- _Task requirements_: Each line of the material must be returned exactly.

[Stored entries]
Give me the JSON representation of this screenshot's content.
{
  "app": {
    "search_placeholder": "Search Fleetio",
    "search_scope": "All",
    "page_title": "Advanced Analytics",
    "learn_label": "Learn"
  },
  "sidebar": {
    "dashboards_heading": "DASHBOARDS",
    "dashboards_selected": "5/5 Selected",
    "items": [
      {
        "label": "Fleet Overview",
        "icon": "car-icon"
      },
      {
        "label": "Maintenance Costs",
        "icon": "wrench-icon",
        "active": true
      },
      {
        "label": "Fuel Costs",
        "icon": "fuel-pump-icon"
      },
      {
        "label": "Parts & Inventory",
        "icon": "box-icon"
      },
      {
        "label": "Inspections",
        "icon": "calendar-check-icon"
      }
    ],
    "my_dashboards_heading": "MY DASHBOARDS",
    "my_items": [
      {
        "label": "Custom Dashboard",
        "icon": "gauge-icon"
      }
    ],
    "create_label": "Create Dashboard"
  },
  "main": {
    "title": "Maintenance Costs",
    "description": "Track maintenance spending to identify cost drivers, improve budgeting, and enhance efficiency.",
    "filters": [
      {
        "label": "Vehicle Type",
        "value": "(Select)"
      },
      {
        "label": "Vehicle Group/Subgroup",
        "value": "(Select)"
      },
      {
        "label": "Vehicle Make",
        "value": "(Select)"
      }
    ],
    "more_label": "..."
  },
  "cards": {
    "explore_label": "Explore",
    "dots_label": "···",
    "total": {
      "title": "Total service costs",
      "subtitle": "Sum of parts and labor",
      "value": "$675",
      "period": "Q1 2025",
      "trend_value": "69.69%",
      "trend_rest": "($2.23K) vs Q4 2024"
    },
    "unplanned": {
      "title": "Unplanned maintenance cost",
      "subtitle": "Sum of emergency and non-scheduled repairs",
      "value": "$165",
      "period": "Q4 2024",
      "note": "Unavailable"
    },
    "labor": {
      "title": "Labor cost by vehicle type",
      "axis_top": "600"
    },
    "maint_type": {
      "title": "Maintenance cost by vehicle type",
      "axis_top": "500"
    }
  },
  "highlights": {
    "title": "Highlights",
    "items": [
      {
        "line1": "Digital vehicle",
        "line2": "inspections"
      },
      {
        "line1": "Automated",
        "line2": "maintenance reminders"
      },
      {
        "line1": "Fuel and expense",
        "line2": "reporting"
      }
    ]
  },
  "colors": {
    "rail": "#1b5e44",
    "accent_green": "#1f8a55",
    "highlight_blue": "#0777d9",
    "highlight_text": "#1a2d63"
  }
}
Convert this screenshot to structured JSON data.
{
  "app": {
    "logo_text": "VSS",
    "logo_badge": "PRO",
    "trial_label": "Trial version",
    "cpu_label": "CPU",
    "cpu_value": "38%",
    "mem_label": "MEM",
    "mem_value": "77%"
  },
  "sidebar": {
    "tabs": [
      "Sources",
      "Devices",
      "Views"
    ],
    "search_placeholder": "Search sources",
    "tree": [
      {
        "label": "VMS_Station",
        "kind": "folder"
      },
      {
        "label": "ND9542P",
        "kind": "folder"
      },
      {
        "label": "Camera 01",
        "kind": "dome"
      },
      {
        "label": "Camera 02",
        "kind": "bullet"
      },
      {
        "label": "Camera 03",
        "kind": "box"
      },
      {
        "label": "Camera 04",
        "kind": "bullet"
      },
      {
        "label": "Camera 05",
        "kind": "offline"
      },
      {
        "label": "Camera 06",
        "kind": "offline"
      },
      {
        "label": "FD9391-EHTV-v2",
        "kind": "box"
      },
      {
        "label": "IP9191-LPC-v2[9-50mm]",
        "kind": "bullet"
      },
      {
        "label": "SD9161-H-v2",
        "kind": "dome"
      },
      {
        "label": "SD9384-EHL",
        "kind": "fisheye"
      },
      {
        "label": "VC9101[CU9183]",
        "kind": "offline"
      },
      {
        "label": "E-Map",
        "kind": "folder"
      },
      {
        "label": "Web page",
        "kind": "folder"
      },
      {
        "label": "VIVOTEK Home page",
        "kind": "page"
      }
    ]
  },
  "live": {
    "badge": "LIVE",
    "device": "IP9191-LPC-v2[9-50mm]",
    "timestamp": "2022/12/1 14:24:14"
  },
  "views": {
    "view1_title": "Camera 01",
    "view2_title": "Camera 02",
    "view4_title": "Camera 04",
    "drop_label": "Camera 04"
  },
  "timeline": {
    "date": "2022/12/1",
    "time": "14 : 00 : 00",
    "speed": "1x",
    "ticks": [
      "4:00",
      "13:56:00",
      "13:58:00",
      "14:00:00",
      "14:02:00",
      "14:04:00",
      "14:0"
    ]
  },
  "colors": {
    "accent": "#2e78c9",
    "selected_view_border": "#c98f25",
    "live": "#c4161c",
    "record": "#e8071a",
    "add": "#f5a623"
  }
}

- _Exercise output_:
Give me the JSON representation of this screenshot's content.
{
  "app": {
    "search_placeholder": "Search Fleetio",
    "search_scope": "All",
    "page_title": "Advanced Analytics",
    "learn_label": "Learn"
  },
  "sidebar": {
    "dashboards_heading": "DASHBOARDS",
    "dashboards_selected": "5/5 Selected",
    "items": [
      {
        "label": "Fleet Overview",
        "icon": "car-icon"
      },
      {
        "label": "Maintenance Costs",
        "icon": "wrench-icon",
        "active": true
      },
      {
        "label": "Fuel Costs",
        "icon": "fuel-pump-icon"
      },
      {
        "label": "Parts & Inventory",
        "icon": "box-icon"
      },
      {
        "label": "Inspections",
        "icon": "calendar-check-icon"
      }
    ],
    "my_dashboards_heading": "MY DASHBOARDS",
    "my_items": [
      {
        "label": "Custom Dashboard",
        "icon": "gauge-icon"
      }
    ],
    "create_label": "Create Dashboard"
  },
  "main": {
    "title": "Maintenance Costs",
    "description": "Track maintenance spending to identify cost drivers, improve budgeting, and enhance efficiency.",
    "filters": [
      {
        "label": "Vehicle Type",
        "value": "(Select)"
      },
      {
        "label": "Vehicle Group/Subgroup",
        "value": "(Select)"
      },
      {
        "label": "Vehicle Make",
        "value": "(Select)"
      }
    ],
    "more_label": "..."
  },
  "cards": {
    "explore_label": "Explore",
    "dots_label": "···",
    "total": {
      "title": "Total service costs",
      "subtitle": "Sum of parts and labor",
      "value": "$675",
      "period": "Q1 2025",
      "trend_value": "69.69%",
      "trend_rest": "($2.23K) vs Q4 2024"
    },
    "unplanned": {
      "title": "Unplanned maintenance cost",
      "subtitle": "Sum of emergency and non-scheduled repairs",
      "value": "$165",
      "period": "Q4 2024",
      "note": "Unavailable"
    },
    "labor": {
      "title": "Labor cost by vehicle type",
      "axis_top": "600"
    },
    "maint_type": {
      "title": "Maintenance cost by vehicle type",
      "axis_top": "500"
    }
  },
  "highlights": {
    "title": "Highlights",
    "items": [
      {
        "line1": "Digital vehicle",
        "line2": "inspections"
      },
      {
        "line1": "Automated",
        "line2": "maintenance reminders"
      },
      {
        "line1": "Fuel and expense",
        "line2": "reporting"
      }
    ]
  },
  "colors": {
    "rail": "#1b5e44",
    "accent_green": "#1f8a55",
    "highlight_blue": "#0777d9",
    "highlight_text": "#1a2d63"
  }
}
Convert this screenshot to structured JSON data.
{
  "app": {
    "logo_text": "VSS",
    "logo_badge": "PRO",
    "trial_label": "Trial version",
    "cpu_label": "CPU",
    "cpu_value": "38%",
    "mem_label": "MEM",
    "mem_value": "77%"
  },
  "sidebar": {
    "tabs": [
      "Sources",
      "Devices",
      "Views"
    ],
    "search_placeholder": "Search sources",
    "tree": [
      {
        "label": "VMS_Station",
        "kind": "folder"
      },
      {
        "label": "ND9542P",
        "kind": "folder"
      },
      {
        "label": "Camera 01",
        "kind": "dome"
      },
      {
        "label": "Camera 02",
        "kind": "bullet"
      },
      {
        "label": "Camera 03",
        "kind": "box"
      },
      {
        "label": "Camera 04",
        "kind": "bullet"
      },
      {
        "label": "Camera 05",
        "kind": "offline"
      },
      {
        "label": "Camera 06",
        "kind": "offline"
      },
      {
        "label": "FD9391-EHTV-v2",
        "kind": "box"
      },
      {
        "label": "IP9191-LPC-v2[9-50mm]",
        "kind": "bullet"
      },
      {
        "label": "SD9161-H-v2",
        "kind": "dome"
      },
      {
        "label": "SD9384-EHL",
        "kind": "fisheye"
      },
      {
        "label": "VC9101[CU9183]",
        "kind": "offline"
      },
      {
        "label": "E-Map",
        "kind": "folder"
      },
      {
        "label": "Web page",
        "kind": "folder"
      },
      {
        "label": "VIVOTEK Home page",
        "kind": "page"
      }
    ]
  },
  "live": {
    "badge": "LIVE",
    "device": "IP9191-LPC-v2[9-50mm]",
    "timestamp": "2022/12/1 14:24:14"
  },
  "views": {
    "view1_title": "Camera 01",
    "view2_title": "Camera 02",
    "view4_title": "Camera 04",
    "drop_label": "Camera 04"
  },
  "timeline": {
    "date": "2022/12/1",
    "time": "14 : 00 : 00",
    "speed": "1x",
    "ticks": [
      "4:00",
      "13:56:00",
      "13:58:00",
      "14:00:00",
      "14:02:00",
      "14:04:00",
      "14:0"
    ]
  },
  "colors": {
    "accent": "#2e78c9",
    "selected_view_border": "#c98f25",
    "live": "#c4161c",
    "record": "#e8071a",
    "add": "#f5a623"
  }
}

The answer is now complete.